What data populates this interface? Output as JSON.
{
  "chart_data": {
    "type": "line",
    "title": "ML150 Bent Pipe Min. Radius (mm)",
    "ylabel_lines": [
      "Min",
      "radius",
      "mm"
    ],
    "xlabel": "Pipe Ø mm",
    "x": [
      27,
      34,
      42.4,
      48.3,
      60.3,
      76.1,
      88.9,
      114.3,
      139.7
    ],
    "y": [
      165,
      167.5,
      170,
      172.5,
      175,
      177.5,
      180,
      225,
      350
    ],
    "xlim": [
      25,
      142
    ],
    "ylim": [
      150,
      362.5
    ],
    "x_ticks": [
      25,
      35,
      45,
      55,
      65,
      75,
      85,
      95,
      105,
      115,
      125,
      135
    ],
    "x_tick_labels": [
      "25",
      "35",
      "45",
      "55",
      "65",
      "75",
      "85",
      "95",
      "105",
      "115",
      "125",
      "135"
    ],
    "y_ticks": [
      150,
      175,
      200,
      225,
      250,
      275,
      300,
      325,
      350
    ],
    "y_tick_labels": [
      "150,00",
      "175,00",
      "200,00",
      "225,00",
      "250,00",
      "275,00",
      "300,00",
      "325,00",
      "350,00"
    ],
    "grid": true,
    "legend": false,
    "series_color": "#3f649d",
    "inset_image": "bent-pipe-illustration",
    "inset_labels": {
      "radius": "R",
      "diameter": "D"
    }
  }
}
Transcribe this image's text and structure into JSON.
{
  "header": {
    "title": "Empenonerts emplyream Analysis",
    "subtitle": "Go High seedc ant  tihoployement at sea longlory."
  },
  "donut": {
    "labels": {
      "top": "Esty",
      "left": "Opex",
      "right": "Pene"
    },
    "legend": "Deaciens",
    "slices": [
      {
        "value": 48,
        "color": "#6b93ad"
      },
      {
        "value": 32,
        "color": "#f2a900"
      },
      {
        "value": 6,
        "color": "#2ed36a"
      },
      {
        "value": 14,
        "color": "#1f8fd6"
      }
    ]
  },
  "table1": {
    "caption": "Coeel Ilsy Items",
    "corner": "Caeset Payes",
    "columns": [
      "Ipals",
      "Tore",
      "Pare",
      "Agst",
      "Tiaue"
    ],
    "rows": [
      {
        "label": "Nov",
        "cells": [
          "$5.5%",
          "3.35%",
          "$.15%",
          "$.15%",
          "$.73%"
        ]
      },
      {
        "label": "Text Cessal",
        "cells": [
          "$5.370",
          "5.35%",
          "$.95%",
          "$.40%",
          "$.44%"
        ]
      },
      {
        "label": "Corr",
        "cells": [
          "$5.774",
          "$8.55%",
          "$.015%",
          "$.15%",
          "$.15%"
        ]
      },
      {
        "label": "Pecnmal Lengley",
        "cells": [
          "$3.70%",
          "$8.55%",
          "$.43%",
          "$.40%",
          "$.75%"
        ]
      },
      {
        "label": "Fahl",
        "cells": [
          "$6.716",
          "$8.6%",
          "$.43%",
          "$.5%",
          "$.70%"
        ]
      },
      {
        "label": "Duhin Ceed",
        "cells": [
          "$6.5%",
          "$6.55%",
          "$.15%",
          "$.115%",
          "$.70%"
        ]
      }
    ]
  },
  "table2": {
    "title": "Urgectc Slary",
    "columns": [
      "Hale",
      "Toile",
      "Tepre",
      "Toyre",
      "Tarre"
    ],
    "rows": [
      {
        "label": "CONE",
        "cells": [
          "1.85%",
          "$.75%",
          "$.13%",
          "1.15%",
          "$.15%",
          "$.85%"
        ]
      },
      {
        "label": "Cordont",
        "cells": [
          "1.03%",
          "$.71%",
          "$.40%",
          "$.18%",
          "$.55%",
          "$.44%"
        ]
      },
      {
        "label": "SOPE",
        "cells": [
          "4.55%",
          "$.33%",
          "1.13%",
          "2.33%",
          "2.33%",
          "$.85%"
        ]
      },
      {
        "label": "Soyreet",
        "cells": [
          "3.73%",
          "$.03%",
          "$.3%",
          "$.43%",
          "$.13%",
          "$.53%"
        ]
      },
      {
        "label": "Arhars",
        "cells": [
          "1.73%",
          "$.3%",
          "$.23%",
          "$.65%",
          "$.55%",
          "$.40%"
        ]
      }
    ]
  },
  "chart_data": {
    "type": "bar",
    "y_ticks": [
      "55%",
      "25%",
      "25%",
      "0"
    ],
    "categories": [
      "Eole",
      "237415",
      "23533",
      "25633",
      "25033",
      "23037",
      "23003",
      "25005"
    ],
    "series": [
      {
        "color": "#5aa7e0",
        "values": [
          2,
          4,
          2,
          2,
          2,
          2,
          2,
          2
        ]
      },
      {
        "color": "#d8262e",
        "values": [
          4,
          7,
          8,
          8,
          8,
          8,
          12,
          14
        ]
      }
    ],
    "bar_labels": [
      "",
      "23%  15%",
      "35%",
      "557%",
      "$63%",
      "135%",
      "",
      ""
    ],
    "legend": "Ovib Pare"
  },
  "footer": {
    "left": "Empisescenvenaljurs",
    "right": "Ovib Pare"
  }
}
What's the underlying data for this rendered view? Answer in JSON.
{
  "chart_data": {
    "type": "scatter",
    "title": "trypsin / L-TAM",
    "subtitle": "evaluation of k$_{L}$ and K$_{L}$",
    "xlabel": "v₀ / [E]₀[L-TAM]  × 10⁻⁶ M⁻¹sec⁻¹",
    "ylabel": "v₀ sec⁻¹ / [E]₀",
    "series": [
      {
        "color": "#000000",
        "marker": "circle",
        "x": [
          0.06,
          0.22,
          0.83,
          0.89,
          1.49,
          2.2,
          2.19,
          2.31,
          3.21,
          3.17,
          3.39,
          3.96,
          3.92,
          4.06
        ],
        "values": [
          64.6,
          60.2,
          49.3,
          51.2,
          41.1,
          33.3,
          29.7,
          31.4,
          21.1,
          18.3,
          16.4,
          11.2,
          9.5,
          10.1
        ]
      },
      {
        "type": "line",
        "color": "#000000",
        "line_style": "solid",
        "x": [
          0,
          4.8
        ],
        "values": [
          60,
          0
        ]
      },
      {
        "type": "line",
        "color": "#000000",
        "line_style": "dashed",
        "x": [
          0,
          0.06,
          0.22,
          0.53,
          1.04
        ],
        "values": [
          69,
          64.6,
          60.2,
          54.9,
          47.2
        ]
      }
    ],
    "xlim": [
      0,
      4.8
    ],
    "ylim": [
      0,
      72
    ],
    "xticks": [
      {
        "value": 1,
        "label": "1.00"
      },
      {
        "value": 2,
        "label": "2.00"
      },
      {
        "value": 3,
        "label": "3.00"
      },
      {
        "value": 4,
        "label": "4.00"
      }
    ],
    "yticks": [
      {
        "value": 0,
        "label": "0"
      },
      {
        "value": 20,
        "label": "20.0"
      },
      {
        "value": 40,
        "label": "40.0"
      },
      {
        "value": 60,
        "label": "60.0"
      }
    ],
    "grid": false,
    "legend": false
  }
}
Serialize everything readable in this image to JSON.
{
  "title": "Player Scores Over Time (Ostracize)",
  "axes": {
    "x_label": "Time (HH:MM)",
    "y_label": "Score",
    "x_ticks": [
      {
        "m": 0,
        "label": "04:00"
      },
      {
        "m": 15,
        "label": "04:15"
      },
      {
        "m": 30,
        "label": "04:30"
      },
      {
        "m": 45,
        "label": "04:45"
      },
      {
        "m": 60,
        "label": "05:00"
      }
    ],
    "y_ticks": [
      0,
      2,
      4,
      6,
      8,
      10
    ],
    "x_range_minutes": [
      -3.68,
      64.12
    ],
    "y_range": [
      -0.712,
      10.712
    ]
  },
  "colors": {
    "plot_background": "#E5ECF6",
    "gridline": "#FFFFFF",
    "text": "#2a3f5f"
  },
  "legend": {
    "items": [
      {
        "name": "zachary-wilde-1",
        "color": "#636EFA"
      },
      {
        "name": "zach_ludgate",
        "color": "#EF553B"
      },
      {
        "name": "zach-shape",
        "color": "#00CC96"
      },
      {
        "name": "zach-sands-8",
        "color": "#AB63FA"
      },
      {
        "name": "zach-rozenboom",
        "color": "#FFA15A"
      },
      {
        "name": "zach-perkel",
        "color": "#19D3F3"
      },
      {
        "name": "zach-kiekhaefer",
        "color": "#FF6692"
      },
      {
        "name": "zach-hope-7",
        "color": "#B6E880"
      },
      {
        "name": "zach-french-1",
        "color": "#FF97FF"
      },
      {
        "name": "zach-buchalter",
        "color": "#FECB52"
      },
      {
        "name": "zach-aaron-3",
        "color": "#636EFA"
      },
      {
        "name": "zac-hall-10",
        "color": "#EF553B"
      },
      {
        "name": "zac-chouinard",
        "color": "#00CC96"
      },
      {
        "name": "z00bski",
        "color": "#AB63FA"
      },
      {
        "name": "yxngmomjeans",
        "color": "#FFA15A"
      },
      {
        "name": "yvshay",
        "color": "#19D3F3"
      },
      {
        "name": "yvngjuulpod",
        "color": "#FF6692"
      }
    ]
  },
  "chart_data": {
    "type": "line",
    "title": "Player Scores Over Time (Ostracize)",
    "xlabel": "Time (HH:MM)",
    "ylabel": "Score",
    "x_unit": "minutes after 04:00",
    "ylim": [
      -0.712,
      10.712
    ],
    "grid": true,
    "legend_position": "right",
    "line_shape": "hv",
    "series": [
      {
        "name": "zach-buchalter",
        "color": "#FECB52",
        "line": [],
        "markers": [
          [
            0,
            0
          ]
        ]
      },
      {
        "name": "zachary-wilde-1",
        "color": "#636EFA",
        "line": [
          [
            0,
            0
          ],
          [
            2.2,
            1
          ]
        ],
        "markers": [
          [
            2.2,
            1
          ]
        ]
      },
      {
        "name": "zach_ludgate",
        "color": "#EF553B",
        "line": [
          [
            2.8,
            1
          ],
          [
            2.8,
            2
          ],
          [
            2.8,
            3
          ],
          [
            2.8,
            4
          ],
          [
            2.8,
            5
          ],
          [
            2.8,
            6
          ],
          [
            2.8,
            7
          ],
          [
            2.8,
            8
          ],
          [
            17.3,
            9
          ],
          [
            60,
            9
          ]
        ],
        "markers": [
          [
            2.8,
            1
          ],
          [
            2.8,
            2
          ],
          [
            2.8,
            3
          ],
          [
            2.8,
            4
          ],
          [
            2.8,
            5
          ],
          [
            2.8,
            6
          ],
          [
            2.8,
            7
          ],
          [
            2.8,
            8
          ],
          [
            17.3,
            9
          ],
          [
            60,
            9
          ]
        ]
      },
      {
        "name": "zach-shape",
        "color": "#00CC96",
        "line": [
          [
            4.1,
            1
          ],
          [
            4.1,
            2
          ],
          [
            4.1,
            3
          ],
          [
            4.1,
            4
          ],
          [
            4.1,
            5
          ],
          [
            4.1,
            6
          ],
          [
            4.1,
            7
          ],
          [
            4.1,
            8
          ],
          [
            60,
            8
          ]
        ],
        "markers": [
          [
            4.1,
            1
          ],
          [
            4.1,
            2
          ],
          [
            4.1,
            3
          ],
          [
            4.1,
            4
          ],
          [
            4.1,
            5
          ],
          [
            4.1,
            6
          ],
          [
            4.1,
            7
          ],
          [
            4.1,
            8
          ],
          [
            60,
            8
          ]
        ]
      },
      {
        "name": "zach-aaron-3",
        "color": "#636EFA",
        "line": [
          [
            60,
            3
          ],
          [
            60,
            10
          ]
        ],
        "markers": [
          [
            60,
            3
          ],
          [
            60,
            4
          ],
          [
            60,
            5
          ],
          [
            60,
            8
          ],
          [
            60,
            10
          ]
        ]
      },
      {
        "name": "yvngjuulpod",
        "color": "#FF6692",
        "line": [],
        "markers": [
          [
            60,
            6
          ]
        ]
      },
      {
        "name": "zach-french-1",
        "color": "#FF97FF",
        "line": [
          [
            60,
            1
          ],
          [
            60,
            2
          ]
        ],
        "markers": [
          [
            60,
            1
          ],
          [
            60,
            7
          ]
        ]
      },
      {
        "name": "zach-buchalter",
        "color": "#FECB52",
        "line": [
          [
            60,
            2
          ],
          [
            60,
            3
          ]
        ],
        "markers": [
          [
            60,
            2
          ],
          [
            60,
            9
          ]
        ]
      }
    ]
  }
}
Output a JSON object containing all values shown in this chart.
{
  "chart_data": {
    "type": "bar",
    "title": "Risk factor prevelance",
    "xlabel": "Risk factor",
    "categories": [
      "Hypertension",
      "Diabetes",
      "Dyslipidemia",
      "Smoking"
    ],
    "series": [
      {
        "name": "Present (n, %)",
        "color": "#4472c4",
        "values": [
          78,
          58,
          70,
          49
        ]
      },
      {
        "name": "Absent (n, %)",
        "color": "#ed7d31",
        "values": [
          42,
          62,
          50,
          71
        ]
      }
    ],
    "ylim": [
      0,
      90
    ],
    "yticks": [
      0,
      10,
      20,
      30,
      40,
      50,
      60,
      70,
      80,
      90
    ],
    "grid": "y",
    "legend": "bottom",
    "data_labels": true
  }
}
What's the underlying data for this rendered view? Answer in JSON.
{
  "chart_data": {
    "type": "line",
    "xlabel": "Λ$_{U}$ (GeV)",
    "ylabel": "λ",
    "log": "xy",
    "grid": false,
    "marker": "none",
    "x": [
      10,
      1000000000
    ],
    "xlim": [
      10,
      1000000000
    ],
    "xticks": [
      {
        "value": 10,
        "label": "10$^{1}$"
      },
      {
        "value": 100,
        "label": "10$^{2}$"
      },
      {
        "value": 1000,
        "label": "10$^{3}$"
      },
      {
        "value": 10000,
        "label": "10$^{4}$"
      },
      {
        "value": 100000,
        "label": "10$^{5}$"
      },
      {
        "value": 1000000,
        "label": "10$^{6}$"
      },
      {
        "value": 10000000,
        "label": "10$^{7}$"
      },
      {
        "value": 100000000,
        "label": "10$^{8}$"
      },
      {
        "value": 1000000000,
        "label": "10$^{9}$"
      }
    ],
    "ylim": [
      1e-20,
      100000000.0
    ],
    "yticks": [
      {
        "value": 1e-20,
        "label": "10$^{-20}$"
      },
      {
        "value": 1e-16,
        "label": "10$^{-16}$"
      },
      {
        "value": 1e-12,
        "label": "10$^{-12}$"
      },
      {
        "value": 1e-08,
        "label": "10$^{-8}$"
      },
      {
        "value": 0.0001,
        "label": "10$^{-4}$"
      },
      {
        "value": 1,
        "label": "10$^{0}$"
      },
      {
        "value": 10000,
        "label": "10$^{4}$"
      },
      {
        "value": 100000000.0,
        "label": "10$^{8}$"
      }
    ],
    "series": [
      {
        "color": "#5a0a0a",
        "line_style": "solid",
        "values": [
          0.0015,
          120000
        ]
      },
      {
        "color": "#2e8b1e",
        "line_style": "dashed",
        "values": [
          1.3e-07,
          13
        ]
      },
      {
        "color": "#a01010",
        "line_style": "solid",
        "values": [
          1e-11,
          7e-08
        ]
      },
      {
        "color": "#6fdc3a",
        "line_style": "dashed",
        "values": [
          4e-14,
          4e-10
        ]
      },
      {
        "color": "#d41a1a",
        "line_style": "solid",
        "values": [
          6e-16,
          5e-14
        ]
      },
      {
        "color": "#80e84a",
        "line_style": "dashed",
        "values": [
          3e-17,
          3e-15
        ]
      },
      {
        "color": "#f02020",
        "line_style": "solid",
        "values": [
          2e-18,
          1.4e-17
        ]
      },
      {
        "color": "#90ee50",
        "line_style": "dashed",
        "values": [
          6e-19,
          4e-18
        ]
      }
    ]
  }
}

■ Exercise aim ■
Using the listing above, state the number of lines that hold "Ostracize", with no other text.

■ Complete response ■
2